» TASK DESCRIPTION
Using the listing below, extract each line that has the word "Read" in it.

[Dataset entries]
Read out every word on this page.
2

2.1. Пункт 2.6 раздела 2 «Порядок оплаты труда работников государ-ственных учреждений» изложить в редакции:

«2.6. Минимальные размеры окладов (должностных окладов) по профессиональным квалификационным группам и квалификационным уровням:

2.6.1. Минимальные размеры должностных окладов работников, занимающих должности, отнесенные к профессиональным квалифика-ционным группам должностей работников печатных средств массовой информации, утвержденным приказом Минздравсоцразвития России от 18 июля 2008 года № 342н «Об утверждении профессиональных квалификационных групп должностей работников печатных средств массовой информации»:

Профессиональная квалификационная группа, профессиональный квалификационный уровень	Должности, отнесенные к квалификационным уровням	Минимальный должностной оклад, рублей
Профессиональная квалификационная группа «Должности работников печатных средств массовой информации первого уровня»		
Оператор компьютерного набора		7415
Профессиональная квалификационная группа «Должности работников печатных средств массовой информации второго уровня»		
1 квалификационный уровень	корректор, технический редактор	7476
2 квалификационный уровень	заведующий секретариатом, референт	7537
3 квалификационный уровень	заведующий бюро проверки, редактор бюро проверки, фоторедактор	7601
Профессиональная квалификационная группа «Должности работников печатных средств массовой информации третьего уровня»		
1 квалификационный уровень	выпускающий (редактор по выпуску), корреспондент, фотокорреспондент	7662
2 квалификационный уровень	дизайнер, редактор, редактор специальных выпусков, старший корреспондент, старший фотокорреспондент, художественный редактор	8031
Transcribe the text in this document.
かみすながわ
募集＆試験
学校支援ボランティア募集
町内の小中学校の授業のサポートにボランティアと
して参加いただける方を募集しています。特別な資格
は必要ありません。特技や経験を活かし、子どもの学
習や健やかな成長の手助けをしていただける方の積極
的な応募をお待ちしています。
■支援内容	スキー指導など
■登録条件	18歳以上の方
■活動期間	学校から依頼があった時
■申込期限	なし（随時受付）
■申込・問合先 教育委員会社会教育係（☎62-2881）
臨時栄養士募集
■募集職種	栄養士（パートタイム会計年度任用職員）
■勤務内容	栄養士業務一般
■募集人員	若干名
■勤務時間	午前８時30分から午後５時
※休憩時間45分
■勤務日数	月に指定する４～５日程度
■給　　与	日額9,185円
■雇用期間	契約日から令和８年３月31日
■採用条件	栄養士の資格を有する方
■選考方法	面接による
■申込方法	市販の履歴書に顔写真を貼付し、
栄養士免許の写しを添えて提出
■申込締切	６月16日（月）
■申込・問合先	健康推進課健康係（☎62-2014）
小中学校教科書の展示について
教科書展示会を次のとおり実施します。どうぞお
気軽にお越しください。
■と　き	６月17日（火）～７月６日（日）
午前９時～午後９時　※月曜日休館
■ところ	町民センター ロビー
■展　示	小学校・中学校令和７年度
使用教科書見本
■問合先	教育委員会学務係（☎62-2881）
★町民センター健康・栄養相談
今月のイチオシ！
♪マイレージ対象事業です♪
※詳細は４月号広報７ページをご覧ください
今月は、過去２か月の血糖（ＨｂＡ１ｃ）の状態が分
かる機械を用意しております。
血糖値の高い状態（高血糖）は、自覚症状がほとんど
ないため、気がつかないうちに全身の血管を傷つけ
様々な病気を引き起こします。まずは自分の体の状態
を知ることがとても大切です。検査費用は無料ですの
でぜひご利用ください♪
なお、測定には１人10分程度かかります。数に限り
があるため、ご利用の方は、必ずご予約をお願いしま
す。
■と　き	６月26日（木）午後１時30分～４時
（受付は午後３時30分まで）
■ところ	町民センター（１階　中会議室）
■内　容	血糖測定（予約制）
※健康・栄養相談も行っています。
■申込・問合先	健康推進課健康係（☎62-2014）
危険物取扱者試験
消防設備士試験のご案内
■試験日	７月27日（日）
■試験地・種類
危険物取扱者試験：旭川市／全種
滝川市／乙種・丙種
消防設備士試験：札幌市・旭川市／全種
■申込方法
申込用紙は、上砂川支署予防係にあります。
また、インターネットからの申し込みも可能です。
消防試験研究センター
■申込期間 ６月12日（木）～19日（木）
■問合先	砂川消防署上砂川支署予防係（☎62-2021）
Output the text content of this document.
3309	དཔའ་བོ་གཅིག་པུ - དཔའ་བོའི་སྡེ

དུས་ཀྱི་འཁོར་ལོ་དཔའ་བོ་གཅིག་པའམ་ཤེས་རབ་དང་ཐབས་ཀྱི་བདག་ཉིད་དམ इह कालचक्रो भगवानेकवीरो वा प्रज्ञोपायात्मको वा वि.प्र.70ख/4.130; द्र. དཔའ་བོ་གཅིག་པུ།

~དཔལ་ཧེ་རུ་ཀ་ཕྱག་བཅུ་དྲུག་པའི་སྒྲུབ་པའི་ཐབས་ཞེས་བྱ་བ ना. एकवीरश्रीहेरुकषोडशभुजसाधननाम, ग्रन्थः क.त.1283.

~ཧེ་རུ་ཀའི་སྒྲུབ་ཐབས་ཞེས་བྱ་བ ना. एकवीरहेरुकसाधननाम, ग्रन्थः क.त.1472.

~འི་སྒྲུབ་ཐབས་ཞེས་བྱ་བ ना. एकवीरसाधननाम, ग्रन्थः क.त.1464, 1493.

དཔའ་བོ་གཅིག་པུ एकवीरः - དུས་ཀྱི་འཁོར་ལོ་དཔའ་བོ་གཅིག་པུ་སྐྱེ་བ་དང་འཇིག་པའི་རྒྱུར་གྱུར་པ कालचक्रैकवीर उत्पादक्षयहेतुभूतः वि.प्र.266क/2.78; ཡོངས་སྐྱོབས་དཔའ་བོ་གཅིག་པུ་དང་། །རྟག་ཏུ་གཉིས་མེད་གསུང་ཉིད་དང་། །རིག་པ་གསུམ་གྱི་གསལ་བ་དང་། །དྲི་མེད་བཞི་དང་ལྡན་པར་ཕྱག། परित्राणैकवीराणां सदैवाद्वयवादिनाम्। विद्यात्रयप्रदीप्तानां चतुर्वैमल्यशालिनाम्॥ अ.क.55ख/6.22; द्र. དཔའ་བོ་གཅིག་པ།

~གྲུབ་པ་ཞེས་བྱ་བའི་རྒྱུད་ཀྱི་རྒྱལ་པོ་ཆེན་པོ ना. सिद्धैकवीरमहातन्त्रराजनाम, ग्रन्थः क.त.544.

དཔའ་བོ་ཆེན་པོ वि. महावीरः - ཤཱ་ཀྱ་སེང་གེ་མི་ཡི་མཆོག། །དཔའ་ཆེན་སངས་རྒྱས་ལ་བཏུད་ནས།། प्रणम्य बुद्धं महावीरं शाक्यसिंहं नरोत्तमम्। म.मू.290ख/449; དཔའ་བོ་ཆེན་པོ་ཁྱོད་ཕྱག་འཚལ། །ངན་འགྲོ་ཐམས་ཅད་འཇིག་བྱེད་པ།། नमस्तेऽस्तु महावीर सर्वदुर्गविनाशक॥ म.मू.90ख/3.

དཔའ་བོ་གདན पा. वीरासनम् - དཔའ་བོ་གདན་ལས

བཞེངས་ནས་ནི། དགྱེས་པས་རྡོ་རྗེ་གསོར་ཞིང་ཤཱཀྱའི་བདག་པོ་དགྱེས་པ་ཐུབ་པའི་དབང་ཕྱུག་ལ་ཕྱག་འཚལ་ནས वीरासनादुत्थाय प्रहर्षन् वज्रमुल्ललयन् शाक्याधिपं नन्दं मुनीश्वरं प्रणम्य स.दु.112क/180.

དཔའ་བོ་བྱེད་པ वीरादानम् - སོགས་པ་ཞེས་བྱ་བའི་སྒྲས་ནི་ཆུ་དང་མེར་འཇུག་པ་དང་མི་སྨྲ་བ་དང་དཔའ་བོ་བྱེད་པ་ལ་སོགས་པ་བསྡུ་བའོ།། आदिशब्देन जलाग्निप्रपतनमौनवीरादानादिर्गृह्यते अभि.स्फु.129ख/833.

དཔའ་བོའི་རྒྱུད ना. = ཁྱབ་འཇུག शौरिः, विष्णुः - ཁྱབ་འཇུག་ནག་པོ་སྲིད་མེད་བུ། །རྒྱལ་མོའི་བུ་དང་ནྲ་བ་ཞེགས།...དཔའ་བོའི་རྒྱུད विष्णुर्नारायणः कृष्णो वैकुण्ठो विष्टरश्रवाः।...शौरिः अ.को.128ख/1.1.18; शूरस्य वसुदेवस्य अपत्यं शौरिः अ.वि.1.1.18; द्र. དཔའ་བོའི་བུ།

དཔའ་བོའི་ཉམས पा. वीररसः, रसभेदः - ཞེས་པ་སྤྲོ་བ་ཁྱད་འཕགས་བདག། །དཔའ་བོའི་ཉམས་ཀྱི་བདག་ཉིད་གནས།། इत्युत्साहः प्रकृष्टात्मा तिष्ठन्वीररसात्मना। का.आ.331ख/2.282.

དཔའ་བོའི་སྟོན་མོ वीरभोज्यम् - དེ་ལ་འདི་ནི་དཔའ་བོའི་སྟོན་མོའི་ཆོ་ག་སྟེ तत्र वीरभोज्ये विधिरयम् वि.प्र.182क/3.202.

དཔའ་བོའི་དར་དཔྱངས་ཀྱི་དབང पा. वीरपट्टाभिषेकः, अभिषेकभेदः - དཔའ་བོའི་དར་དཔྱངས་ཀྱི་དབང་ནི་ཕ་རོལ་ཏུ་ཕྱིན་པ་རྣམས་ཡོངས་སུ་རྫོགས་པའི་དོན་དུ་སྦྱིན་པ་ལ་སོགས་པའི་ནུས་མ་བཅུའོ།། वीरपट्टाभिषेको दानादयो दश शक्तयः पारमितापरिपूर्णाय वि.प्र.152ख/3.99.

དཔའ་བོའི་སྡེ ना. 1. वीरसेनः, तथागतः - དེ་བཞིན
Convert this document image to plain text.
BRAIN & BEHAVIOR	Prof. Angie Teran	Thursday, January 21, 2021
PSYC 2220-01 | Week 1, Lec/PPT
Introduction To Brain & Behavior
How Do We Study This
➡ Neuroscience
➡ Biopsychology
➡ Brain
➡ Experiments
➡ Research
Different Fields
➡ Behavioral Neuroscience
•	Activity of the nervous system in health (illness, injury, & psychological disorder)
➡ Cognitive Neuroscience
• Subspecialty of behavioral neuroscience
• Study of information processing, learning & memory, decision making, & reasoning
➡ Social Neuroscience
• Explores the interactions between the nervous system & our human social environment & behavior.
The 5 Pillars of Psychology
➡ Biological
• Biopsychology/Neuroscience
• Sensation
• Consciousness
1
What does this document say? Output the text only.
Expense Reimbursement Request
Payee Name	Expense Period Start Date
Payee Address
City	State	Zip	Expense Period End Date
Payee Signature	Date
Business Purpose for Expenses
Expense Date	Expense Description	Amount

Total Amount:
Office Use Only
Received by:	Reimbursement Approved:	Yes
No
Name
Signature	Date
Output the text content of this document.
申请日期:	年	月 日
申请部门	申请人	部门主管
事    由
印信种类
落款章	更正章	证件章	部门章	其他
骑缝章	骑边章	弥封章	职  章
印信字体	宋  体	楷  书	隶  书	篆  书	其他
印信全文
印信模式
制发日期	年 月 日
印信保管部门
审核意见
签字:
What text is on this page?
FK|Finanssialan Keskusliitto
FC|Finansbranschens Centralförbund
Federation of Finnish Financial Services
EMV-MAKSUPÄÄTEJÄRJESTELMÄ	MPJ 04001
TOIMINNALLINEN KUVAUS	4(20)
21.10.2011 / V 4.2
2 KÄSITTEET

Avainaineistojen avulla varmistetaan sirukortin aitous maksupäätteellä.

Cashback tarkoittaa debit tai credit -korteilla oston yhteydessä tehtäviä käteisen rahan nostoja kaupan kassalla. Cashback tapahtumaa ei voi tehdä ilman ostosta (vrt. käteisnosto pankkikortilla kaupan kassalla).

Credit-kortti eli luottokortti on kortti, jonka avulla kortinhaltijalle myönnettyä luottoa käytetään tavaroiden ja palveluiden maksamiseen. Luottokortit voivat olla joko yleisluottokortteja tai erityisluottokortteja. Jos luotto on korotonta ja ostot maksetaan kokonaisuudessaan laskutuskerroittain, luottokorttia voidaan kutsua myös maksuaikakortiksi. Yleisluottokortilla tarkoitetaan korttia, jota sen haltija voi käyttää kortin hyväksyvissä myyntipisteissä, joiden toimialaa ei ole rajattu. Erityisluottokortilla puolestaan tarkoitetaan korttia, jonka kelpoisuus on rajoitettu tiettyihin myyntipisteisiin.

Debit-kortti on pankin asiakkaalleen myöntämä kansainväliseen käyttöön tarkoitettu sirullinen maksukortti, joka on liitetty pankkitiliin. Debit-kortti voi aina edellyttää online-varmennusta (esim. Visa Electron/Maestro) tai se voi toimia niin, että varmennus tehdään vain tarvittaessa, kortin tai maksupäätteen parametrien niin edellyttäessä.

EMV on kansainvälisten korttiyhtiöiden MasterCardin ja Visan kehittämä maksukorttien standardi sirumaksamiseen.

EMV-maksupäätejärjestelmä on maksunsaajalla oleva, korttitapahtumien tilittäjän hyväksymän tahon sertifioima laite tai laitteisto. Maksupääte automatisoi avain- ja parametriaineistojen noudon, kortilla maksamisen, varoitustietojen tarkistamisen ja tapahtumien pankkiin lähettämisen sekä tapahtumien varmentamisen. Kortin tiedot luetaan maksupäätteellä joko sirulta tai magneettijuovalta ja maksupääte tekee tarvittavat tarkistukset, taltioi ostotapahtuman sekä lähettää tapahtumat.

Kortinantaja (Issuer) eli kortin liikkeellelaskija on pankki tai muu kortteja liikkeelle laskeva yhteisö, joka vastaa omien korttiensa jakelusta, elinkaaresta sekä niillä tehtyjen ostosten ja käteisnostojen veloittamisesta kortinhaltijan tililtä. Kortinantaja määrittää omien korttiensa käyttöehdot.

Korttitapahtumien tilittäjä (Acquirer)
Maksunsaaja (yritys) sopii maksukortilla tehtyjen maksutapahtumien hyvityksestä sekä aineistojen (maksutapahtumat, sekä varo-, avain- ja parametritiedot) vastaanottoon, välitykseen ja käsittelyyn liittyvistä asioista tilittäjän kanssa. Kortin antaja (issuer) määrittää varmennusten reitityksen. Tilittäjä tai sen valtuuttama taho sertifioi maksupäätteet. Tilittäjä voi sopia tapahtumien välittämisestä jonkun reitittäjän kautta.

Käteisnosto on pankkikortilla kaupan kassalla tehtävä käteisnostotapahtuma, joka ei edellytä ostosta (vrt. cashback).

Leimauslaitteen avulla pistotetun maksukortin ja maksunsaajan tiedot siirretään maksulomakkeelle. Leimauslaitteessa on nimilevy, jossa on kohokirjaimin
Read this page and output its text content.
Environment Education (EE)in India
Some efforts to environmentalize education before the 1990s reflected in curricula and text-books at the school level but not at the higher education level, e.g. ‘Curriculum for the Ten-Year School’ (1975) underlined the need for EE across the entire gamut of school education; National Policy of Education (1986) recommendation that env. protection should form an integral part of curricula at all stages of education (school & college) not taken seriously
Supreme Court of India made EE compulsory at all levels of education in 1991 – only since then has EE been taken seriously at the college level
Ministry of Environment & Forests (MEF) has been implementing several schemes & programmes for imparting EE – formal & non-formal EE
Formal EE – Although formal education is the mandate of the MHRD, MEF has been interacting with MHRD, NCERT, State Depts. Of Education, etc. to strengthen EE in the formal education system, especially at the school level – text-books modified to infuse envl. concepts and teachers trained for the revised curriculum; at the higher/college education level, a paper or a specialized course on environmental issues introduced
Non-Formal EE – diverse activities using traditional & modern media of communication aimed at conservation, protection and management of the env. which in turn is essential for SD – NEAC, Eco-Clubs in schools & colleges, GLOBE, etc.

» WRITTEN SOLUTION
Read out every word on this page.
Read this page and output its text content.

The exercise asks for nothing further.